### DIRECTIONS:
Repeat the material in full. Keep every line exactly as it is.
#### DATASET RECORDS ####
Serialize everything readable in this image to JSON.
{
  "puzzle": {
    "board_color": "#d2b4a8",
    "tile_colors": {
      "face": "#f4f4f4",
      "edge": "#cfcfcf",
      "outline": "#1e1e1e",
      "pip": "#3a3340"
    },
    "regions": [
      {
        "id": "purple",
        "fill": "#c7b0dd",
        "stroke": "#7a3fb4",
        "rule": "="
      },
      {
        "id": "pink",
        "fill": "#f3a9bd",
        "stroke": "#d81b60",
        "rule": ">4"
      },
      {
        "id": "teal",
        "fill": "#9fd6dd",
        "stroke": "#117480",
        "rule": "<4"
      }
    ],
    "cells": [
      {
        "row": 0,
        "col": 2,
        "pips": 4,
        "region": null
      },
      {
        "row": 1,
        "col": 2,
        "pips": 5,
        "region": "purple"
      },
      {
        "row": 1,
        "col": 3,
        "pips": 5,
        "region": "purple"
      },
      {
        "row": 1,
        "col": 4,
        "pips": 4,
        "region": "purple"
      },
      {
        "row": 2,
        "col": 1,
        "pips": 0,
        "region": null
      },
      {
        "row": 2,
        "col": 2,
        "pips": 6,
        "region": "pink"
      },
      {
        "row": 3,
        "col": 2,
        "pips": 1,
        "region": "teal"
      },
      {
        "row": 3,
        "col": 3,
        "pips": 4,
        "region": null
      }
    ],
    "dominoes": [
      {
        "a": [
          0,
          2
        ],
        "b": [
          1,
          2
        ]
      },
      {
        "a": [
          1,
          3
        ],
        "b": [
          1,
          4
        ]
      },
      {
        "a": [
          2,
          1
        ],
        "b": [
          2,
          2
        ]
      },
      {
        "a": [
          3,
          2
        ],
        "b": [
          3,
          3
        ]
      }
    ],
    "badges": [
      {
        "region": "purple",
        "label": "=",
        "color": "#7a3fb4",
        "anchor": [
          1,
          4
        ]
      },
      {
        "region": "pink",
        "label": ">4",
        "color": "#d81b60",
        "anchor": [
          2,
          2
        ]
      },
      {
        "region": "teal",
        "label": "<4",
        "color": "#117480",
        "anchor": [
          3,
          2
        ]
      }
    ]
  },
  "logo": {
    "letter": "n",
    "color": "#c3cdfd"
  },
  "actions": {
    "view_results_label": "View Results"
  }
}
####
### SOLUTION FOR THIS TASK:
Serialize everything readable in this image to JSON.
{
  "puzzle": {
    "board_color": "#d2b4a8",
    "tile_colors": {
      "face": "#f4f4f4",
      "edge": "#cfcfcf",
      "outline": "#1e1e1e",
      "pip": "#3a3340"
    },
    "regions": [
      {
        "id": "purple",
        "fill": "#c7b0dd",
        "stroke": "#7a3fb4",
        "rule": "="
      },
      {
        "id": "pink",
        "fill": "#f3a9bd",
        "stroke": "#d81b60",
        "rule": ">4"
      },
      {
        "id": "teal",
        "fill": "#9fd6dd",
        "stroke": "#117480",
        "rule": "<4"
      }
    ],
    "cells": [
      {
        "row": 0,
        "col": 2,
        "pips": 4,
        "region": null
      },
      {
        "row": 1,
        "col": 2,
        "pips": 5,
        "region": "purple"
      },
      {
        "row": 1,
        "col": 3,
        "pips": 5,
        "region": "purple"
      },
      {
        "row": 1,
        "col": 4,
        "pips": 4,
        "region": "purple"
      },
      {
        "row": 2,
        "col": 1,
        "pips": 0,
        "region": null
      },
      {
        "row": 2,
        "col": 2,
        "pips": 6,
        "region": "pink"
      },
      {
        "row": 3,
        "col": 2,
        "pips": 1,
        "region": "teal"
      },
      {
        "row": 3,
        "col": 3,
        "pips": 4,
        "region": null
      }
    ],
    "dominoes": [
      {
        "a": [
          0,
          2
        ],
        "b": [
          1,
          2
        ]
      },
      {
        "a": [
          1,
          3
        ],
        "b": [
          1,
          4
        ]
      },
      {
        "a": [
          2,
          1
        ],
        "b": [
          2,
          2
        ]
      },
      {
        "a": [
          3,
          2
        ],
        "b": [
          3,
          3
        ]
      }
    ],
    "badges": [
      {
        "region": "purple",
        "label": "=",
        "color": "#7a3fb4",
        "anchor": [
          1,
          4
        ]
      },
      {
        "region": "pink",
        "label": ">4",
        "color": "#d81b60",
        "anchor": [
          2,
          2
        ]
      },
      {
        "region": "teal",
        "label": "<4",
        "color": "#117480",
        "anchor": [
          3,
          2
        ]
      }
    ]
  },
  "logo": {
    "letter": "n",
    "color": "#c3cdfd"
  },
  "actions": {
    "view_results_label": "View Results"
  }
}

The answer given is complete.